## Required tasks
**a.** Using the Seattle election article, mark each statement below yes or no, quoting the exact words from the article that decide it. (i) Turnout in 2017 was 34%. (ii) Nelson came in 2nd in the 2017 citywide city council primary. (iii) Nelson worked as a council aide under former Councilmember Richard Conlin.
**b.** Continue the Seattle election article, picking up right after its last sentence.

## Document passage
The race for Seattle’s Next Mayor will pit a City Council President who wants to tax big corporations for housing against a former City Council President who wants to ask corporations nicely if they could please maybe throw some money our way thanks.
The race for Seattle’s Next Mayor will pit a City Council President who wants to tax big corporations for housing against a former City Council President who wants to ask corporations nicely if they could please maybe throw some money our way thanks. Lorena González's campaign

I woke up this morning feeling like a lot of things happened last night but also that nothing really changed.

King County Elections estimates that turnout for the primary will end up somewhere around 34-36%. (We're currently at 33%.) Turnout in 2017 was 34%. A couple incumbents are in some serious trouble—I'm looking at you, Seattle City Attorney Pete Holmes and 19-year Republican incumbent King County Councilmember Kathy Lambert—but otherwise none of the real or simply self-described "change agents" are leading, at least not among the earliest primary voters.

All that said, with half the ballots still left to count, making sweeping generalizations about how the city or county "feels" seems unwise. But with that said, let's discuss some of the things we can say about the city elections.

Seattle voters picked the candidates they knew.

When I look at Nikkita Oliver and Sara Nelson making it through to the general, or Ann Davison and Nicole Thomas-Kennedy doing well in the City Attorney's race, or the poor showings from Colleen Echohawk and Jessyn Farrell, I want to repeat some cliche about polarization and primary electorates. The lefty progressives and the Safe Seattle dorks came out! The candidates who positioned themselves as a middle between two extremes within their fields—Brianna Thomas, Pete Holmes—aren't looking good on election night. But candidates muddied the ideologically picture. Every candidate presented themselves as a "progressive," and Nelson touted her support "across the political spectrum" in her mailers.

Stylistically, as the Stranger Election Control Board mentioned in its endorsements, an anti-Seattle City Council narrative dominated campaign messaging. "Everyone hates the city council!" "Worst wrong-track numbers I've ever seen!" "This is a change electorate!" And yet, as the Seattle Times's Danny Westneat argued last night, and as The Stranger has been arguing all the while, primary voters at least don't appear to be that pissed at the council.

The top two mayoral candidates both served on the council. Councilmember Teresa Mosqueda is running at 55%. Even Nelson, who came in 3rd in the 2017 citywide city council primary, worked as a council aide under former Councilmember Richard Conlin—a fact she didn't hide on the trail, such as it was. Meanwhile, Farrell and Echohawk and Casey Sixkiller and Art Langlie—who spent their entire campaigns dunking on the council—chalked up single-digit results.

(Some lines)
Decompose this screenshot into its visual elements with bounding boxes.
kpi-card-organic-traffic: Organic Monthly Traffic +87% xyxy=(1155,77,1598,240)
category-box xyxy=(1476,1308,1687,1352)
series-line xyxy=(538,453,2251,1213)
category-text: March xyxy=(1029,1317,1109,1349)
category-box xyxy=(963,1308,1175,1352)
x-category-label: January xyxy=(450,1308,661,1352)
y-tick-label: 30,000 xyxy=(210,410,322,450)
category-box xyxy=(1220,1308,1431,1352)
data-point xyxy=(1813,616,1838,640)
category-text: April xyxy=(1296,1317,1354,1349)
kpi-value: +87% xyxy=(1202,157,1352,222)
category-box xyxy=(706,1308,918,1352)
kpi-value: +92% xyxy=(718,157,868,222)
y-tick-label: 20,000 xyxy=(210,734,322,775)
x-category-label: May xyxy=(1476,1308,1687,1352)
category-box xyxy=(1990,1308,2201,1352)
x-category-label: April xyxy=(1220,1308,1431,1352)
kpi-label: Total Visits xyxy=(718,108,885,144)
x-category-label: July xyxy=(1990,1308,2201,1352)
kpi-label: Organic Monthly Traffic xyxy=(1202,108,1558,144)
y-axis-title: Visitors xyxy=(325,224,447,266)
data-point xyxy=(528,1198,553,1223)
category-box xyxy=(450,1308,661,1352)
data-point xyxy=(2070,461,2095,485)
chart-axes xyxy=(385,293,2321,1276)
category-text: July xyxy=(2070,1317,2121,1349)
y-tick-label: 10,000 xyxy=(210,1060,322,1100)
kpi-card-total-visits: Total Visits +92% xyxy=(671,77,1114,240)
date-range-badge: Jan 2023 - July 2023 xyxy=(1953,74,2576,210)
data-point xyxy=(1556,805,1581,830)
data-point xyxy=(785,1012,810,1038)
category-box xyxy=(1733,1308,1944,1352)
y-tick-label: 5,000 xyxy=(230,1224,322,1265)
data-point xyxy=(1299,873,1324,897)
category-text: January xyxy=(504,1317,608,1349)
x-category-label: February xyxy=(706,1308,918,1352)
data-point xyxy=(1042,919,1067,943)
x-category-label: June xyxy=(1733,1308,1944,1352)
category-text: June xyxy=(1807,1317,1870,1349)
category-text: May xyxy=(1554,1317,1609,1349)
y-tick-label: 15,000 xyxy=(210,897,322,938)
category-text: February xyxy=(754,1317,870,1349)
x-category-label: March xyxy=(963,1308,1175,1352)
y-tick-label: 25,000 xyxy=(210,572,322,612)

## Written answers
**a.**
(i) Yes: "Turnout in 2017 was 34%."
(ii) No: "Nelson, who came in 3rd in the 2017 citywide city council primary"
(iii) Yes: "worked as a council aide under former Councilmember Richard Conlin"

**b.**
The recent polling made it look as if Seattle was prepared to pick the people with whom it was familiar, and, lo and behold, incumbents did well across the board—with the exception of Pete Holmes and Kathy Lambert. (I suspect few people know much about the role of the city attorney, which led voters to rely more heavily on endorsements from The Stranger and the Seattle Times. And I guess the changing demographics on the Eastside finally caught up with Lambert.)

Having previous elected experience—even if that experience included long terms of service on the ~unpopular~ and ~reviled~ Seattle City Council—appeared to win over voters. With lots of change happening all around them, these people went with the names they knew.

Lorena González will fight an uphill battle.

Again, this dynamic could change some, but González running nine points behind Bruce Harrell recalls Jenny Durkan running against Cary Moon in 2017.

This is admittedly kind of dumb given all the caveats we've already discussed, and because general electorates are different from primary electorates, but if you add up the votes shares of actual progressives and the votes of corporate Dems who tried to pass themselves off as progressives, and you split Jessyn Farrell's vote between Harrell and González, you get 54% to 43% in November. Durkan beat Moon in the general 55.6% to 43%.

González, who has won citywide twice before, will campaign better than Moon did, and will likely spend plenty of time and money drawing a contrast between Harrell's corporate simping and her drive to tax big business to pay for the social services the city needs. That messaging worked for city council members in 2019, but only after Amazon very publicly tried to buy the elections. That's not going to happen this year, so that contrast might not be as animating come November.

Democracy Vouchers do not necessarily translate to votes.

The city's campaign public finance program, which mayoral candidates got to use this year for the first time since the program's inception, worked to raise the profiles of first-time candidates who otherwise may not have drawn a lot of attention.

Andrew Grant Houston and Colleen Echohawk, who both hit the program's $400,000 fundraising cap early on, scored plenty of coverage and ran pretty strong and highly visible campaigns; though much of Houston's campaigning focused on the digital world, while Echohawk leaned into a more traditional mix of TV and mailers and yard signs. Despite all that, neither candidate cracked double digits. AGH pulled in 2,288 votes and 4,292 vouchers from individuals, whereas Echohawk pulled in 7,349 votes and 4,060 vouchers from individuals. Overall, AGH brought in over 5,500 donors and Echohawk brought in over 5,900. For contrast, about 5,700 people contributed to González's campaign, whereas 3,350 contributed directly to Harrell's—though that doesn't account for the significant number of people who contributed to the independent expenditure committees that spent lots of money on behalf of both candidates.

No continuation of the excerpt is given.